====== Rows ======

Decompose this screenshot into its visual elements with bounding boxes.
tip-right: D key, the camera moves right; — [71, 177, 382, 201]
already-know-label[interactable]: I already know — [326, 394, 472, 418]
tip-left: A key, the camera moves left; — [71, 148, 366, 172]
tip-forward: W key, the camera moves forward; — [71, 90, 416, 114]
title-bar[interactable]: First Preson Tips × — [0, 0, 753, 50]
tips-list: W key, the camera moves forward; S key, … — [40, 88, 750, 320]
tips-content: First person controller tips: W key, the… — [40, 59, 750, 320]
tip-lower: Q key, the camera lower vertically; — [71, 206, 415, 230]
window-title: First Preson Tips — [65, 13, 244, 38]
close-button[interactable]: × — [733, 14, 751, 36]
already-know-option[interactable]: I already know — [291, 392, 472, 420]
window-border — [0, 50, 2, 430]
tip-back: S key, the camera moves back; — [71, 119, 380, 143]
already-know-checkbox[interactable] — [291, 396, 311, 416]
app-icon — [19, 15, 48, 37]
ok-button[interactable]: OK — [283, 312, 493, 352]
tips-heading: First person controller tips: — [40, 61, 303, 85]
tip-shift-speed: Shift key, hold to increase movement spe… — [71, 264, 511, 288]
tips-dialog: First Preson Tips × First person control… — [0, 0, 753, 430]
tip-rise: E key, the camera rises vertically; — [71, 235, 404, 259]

======

Problem requirements: Please print the lines of the listing from its first line through the line containing "tips-content: First person", both ends included, copying them without any change.

Worked answer:
Decompose this screenshot into its visual elements with bounding boxes.
tip-right: D key, the camera moves right; — [71, 177, 382, 201]
already-know-label[interactable]: I already know — [326, 394, 472, 418]
tip-left: A key, the camera moves left; — [71, 148, 366, 172]
tip-forward: W key, the camera moves forward; — [71, 90, 416, 114]
title-bar[interactable]: First Preson Tips × — [0, 0, 753, 50]
tips-list: W key, the camera moves forward; S key, … — [40, 88, 750, 320]
tips-content: First person controller tips: W key, the… — [40, 59, 750, 320]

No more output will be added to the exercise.